[PROVIDED INFORMATION]
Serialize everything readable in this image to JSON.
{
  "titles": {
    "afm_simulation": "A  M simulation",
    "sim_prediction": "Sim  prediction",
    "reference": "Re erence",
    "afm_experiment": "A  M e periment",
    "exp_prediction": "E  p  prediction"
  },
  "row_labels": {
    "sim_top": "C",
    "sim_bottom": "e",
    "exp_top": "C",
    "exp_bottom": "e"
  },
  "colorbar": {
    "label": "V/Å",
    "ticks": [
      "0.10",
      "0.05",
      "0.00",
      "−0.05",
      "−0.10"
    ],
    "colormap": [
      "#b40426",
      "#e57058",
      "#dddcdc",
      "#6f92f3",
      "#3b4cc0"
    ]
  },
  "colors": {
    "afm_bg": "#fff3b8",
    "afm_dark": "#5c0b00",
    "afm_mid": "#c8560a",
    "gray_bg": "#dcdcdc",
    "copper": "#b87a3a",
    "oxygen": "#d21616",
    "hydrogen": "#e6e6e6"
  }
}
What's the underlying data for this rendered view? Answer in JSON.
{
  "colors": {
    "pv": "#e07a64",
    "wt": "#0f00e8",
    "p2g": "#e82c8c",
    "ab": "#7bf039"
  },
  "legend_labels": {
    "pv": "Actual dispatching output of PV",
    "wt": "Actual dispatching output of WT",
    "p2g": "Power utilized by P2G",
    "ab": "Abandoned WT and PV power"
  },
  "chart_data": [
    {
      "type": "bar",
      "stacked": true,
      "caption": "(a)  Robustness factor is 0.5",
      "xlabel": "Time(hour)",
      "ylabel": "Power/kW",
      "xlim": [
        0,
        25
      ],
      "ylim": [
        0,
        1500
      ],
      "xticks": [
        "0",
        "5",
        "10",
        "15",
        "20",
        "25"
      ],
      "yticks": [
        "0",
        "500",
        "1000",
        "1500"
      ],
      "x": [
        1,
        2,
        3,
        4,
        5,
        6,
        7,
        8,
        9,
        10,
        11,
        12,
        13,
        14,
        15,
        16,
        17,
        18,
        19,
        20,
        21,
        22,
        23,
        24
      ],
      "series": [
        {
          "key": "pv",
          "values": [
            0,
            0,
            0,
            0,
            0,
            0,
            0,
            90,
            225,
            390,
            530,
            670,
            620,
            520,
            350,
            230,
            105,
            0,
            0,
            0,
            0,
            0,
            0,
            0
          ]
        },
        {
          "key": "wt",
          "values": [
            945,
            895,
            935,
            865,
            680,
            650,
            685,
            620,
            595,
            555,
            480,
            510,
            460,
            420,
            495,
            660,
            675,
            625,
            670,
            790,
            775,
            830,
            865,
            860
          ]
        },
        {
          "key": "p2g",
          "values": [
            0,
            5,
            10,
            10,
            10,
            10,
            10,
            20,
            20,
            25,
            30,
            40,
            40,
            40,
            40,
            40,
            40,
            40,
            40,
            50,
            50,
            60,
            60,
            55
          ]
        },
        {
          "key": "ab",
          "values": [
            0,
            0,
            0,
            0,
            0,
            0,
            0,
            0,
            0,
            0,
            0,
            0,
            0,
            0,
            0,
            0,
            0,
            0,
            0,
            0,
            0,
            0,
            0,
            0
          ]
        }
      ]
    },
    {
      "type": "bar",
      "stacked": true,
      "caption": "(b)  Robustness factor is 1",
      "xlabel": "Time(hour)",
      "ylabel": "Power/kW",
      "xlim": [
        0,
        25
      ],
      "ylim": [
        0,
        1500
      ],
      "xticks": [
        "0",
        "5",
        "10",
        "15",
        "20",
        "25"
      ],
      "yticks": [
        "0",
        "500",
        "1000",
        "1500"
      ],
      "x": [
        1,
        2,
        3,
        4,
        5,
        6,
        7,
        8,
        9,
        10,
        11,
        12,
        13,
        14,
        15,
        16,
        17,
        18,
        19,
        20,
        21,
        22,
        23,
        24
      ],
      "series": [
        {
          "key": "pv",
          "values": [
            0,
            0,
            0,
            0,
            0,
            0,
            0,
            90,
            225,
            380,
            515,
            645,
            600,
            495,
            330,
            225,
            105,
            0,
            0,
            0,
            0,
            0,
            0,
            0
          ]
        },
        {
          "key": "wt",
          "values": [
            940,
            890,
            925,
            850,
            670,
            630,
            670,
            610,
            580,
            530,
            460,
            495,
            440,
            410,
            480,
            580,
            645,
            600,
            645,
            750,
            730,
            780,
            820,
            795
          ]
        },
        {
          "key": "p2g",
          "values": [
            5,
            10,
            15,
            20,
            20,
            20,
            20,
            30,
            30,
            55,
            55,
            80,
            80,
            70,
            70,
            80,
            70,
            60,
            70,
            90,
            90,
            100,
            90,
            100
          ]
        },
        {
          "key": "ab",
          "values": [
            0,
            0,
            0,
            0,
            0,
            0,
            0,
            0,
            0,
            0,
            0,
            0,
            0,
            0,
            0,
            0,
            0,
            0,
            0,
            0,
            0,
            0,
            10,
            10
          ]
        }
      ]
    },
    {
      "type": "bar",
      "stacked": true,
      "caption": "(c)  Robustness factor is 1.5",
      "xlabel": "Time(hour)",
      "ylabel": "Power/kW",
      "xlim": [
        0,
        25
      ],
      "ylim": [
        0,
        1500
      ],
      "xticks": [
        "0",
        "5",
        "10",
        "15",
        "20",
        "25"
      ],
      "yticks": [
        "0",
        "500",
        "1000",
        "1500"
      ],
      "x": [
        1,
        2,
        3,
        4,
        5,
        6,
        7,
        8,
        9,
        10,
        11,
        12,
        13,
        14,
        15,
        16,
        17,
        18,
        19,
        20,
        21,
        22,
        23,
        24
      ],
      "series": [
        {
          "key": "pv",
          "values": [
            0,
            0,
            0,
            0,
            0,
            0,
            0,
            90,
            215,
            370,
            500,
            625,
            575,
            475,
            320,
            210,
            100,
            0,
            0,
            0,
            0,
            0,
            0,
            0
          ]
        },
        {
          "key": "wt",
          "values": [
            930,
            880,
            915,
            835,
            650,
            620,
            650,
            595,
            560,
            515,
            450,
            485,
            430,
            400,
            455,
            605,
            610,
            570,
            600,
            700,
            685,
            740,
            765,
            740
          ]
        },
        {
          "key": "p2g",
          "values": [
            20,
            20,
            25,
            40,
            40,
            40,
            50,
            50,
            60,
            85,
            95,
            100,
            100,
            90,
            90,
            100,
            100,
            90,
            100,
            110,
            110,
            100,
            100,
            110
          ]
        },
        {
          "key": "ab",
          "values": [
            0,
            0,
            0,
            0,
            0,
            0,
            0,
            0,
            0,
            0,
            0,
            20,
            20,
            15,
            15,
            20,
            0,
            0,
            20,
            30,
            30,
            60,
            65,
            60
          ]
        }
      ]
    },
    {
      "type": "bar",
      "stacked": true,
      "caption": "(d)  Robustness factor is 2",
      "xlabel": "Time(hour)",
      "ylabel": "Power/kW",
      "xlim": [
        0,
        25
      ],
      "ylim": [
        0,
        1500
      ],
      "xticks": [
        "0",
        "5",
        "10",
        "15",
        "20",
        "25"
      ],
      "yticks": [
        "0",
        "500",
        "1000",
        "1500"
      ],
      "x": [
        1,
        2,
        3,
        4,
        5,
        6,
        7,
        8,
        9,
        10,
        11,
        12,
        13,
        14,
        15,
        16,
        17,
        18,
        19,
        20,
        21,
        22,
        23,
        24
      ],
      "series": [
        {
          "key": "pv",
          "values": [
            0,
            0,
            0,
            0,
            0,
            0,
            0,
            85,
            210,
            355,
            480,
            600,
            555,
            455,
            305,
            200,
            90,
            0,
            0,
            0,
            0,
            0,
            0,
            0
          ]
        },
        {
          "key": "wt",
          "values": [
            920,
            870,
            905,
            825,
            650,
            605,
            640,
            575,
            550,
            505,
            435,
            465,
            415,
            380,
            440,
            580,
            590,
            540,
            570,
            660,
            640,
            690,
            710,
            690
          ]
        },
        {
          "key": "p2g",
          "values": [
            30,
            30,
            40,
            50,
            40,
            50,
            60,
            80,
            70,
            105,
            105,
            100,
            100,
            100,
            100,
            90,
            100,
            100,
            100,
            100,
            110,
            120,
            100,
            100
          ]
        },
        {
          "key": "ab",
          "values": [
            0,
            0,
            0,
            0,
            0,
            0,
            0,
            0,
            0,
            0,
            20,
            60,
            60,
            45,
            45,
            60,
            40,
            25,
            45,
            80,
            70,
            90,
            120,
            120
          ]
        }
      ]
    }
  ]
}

...

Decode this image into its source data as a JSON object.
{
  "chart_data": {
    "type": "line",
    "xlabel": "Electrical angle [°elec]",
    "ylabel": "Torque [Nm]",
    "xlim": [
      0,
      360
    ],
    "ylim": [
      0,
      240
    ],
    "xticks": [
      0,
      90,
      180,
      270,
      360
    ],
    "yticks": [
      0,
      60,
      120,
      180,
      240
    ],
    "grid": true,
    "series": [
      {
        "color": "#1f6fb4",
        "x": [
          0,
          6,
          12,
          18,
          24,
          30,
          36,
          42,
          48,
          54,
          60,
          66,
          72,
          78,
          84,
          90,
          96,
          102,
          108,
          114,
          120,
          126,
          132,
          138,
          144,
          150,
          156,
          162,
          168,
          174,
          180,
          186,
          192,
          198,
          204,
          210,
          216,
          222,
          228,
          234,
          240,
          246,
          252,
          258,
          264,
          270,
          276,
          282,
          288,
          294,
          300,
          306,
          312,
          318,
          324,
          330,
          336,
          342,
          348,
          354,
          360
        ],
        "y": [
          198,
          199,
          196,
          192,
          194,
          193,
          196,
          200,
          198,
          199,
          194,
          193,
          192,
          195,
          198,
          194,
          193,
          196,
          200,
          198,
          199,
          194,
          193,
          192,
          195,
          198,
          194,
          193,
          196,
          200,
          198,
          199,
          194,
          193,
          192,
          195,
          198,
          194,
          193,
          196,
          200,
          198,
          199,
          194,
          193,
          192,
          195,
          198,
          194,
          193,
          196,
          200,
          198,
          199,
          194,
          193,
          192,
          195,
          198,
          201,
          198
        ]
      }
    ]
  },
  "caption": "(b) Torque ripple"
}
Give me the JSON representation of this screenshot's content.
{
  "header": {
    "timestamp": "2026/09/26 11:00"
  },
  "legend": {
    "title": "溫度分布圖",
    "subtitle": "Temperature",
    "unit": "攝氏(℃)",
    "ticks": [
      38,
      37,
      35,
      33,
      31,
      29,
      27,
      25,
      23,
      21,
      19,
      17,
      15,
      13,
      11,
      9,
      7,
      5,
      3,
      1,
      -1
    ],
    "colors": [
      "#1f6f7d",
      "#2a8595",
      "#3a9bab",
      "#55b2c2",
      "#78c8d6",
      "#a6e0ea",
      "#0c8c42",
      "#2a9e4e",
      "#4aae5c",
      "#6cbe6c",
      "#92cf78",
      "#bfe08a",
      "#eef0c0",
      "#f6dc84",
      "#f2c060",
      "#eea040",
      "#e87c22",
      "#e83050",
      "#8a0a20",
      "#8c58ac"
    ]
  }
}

[DIRECTIONS] Read the entries above, then pull out the lines that include "prediction".

[SOLUTION]
    "sim_prediction": "Sim  prediction",
    "exp_prediction": "E  p  prediction"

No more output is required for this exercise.